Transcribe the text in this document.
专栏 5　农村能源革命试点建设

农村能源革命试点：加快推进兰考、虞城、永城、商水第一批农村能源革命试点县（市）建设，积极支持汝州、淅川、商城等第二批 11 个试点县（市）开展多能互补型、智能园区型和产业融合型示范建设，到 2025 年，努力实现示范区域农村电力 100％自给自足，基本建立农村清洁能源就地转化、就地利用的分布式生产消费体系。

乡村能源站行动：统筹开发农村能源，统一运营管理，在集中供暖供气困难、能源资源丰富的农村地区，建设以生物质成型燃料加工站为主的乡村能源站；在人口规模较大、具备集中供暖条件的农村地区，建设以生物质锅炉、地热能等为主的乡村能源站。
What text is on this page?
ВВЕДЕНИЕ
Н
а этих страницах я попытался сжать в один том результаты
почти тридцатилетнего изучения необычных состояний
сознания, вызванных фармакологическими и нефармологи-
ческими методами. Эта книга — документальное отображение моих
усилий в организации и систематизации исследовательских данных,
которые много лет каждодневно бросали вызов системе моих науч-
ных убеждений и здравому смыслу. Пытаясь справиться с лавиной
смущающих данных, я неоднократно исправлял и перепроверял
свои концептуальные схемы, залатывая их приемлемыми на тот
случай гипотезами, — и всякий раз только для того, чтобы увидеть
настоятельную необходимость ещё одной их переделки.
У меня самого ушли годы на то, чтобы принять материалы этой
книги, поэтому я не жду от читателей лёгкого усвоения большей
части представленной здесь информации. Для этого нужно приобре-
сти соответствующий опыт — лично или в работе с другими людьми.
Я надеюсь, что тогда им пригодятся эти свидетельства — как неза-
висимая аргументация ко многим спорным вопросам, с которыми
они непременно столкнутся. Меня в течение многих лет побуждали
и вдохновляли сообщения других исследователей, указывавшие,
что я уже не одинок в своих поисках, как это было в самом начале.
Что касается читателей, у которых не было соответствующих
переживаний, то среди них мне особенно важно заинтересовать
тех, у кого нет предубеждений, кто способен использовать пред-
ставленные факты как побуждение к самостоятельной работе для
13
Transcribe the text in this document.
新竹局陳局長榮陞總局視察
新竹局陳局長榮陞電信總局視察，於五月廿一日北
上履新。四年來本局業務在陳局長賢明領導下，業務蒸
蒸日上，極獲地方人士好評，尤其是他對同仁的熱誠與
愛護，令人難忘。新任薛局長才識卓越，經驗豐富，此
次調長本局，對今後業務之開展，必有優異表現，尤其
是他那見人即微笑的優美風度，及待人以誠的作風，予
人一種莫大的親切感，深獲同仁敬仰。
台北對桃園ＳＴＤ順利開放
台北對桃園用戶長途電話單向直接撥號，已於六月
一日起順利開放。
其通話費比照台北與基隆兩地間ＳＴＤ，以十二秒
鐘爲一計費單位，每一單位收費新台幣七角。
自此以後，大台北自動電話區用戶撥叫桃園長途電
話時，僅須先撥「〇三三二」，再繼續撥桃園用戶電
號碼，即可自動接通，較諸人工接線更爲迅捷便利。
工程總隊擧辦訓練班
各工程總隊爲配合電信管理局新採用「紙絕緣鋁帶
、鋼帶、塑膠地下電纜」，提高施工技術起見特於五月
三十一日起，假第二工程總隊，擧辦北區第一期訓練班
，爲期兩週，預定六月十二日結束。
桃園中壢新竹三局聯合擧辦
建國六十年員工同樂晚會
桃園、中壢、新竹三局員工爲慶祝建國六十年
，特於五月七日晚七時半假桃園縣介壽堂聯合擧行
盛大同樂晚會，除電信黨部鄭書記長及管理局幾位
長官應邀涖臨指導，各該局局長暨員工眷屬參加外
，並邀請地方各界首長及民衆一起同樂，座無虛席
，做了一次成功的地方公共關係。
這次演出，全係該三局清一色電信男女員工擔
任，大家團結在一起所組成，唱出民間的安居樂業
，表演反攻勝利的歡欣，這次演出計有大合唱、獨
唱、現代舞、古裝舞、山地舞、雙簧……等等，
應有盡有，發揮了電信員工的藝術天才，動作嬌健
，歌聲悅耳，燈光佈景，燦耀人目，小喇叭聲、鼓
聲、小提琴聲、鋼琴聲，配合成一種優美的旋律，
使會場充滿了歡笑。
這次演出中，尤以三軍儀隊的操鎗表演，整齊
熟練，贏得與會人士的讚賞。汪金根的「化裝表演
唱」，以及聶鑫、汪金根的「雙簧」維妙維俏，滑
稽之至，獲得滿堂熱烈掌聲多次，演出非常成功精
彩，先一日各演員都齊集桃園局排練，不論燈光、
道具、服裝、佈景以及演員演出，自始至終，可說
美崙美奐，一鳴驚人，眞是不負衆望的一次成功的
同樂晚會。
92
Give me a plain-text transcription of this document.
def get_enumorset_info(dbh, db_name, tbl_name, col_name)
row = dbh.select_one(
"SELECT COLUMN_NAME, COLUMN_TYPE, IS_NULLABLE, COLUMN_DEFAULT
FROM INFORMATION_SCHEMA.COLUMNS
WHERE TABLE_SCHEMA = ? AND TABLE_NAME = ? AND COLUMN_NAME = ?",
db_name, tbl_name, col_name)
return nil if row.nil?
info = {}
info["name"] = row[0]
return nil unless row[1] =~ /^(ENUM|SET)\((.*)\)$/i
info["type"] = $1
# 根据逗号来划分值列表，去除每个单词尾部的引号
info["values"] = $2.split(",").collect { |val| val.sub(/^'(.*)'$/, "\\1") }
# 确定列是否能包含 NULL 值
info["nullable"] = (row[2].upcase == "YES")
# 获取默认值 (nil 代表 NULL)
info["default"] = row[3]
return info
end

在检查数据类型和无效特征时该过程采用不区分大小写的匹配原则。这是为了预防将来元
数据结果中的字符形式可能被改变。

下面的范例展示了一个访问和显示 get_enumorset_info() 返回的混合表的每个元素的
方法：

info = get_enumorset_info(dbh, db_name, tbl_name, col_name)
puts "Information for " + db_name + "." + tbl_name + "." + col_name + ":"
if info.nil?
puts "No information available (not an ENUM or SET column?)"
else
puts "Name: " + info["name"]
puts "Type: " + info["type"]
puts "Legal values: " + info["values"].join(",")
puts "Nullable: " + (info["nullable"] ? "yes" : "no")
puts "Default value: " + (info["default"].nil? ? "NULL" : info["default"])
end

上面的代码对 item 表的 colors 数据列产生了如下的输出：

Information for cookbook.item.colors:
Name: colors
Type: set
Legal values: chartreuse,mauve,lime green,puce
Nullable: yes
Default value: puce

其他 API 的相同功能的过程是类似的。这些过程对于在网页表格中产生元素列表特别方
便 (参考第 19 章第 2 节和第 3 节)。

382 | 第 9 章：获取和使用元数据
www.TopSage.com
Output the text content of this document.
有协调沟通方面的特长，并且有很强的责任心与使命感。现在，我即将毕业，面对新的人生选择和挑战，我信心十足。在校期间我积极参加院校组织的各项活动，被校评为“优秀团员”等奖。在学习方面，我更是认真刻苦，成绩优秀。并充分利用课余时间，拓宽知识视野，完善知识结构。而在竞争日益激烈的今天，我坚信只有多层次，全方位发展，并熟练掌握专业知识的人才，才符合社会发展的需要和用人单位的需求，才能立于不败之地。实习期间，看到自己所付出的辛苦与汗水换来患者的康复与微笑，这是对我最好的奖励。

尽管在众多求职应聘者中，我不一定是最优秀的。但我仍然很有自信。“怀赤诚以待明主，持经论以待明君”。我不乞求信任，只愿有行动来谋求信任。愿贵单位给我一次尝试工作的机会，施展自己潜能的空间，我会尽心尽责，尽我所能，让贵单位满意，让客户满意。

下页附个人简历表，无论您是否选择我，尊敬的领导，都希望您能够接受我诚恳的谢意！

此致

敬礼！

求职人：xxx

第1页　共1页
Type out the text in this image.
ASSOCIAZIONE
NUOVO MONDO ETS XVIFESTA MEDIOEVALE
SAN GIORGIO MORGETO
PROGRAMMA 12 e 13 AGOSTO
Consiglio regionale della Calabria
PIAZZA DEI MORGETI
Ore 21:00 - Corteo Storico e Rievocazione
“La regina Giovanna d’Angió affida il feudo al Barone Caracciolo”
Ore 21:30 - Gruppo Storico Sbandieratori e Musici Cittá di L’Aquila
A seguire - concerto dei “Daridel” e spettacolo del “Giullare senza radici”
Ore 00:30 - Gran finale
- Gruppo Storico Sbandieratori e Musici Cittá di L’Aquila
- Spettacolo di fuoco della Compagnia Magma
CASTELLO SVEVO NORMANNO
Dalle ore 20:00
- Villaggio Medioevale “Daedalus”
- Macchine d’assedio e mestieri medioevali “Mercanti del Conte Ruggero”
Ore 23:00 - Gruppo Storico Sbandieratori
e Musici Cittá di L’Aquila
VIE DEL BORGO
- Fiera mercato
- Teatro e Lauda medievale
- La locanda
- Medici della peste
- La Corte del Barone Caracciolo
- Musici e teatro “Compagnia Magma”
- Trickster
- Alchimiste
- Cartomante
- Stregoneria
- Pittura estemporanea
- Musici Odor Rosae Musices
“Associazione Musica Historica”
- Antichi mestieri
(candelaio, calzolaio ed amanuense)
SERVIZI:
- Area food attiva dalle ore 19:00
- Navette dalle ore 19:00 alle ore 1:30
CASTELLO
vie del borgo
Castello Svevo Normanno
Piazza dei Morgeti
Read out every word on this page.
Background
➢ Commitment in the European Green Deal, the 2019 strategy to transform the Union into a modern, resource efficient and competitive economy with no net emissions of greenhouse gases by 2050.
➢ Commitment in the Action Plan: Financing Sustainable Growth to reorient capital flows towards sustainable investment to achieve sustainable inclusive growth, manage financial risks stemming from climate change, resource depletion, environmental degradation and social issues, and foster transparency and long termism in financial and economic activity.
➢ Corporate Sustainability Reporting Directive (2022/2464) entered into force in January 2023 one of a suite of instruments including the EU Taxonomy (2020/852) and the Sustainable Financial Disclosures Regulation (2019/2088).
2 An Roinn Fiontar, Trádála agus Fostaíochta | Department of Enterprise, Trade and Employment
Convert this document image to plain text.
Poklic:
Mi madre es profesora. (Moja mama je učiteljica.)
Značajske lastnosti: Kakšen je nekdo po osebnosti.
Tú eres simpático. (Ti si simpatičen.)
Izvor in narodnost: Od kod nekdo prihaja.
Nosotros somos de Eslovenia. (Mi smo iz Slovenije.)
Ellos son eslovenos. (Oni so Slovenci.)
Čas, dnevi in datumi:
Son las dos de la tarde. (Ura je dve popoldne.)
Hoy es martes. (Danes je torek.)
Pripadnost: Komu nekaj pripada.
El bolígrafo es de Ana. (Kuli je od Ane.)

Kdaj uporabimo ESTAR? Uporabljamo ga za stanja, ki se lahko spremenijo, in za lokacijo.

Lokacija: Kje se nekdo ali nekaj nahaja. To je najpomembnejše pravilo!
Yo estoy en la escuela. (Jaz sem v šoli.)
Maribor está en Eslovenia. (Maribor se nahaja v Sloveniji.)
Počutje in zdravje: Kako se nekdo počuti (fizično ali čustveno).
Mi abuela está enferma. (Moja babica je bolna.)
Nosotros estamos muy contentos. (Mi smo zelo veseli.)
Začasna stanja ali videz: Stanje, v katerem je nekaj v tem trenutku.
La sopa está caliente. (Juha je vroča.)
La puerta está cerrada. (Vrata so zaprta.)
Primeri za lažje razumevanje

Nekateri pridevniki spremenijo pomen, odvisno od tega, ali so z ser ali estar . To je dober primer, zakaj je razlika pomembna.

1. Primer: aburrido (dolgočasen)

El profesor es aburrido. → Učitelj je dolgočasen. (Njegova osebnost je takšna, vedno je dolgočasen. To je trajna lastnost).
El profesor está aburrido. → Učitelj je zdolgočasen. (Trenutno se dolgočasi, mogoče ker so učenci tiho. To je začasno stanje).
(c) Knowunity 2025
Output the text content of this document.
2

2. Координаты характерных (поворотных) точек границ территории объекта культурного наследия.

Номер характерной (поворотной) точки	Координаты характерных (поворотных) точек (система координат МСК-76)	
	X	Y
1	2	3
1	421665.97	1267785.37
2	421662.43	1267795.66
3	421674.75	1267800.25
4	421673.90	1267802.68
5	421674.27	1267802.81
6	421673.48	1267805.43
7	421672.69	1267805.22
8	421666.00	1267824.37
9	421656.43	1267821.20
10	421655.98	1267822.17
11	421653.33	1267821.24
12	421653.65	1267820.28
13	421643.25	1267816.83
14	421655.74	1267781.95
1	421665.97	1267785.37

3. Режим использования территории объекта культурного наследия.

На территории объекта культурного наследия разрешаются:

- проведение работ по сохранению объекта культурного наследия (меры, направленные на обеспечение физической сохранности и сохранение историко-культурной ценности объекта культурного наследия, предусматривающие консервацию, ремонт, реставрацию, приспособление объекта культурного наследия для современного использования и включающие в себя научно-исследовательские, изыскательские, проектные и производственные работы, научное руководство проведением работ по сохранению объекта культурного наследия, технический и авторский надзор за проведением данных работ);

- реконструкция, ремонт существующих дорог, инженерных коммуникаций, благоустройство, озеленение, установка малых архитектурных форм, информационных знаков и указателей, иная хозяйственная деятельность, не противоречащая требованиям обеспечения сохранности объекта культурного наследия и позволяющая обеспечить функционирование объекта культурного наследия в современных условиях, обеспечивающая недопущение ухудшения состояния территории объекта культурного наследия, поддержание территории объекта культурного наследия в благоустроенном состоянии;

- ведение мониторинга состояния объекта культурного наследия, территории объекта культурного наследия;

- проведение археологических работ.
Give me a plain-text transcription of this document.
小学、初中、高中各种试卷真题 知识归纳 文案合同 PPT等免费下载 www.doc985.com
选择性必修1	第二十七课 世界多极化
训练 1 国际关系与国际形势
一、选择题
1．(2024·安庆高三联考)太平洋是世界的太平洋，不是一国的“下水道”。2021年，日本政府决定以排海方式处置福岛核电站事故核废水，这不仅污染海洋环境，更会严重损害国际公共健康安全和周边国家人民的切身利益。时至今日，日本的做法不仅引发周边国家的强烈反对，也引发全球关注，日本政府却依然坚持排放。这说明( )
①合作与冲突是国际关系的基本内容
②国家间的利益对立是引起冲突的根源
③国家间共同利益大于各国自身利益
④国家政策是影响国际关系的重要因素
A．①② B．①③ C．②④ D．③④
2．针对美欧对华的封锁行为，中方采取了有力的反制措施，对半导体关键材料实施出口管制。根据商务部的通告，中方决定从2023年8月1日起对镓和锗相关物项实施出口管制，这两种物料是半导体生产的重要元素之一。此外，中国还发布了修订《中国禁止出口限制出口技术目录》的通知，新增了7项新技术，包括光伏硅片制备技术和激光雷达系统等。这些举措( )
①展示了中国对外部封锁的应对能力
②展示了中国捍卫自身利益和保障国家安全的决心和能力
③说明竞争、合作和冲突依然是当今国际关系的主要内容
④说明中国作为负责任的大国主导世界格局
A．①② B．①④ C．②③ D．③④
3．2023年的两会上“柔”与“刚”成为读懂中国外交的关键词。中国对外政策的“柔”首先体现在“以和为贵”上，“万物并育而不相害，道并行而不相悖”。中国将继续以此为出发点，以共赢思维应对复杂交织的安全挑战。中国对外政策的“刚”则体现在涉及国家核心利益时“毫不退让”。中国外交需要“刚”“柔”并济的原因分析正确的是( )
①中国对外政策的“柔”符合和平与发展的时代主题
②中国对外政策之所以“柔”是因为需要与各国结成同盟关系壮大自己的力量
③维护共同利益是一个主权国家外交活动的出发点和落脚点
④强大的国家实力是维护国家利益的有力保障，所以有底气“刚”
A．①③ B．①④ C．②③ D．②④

########

Do this: Across the material above, count every line holding "mestieri" and write down only the number.

Full output: 2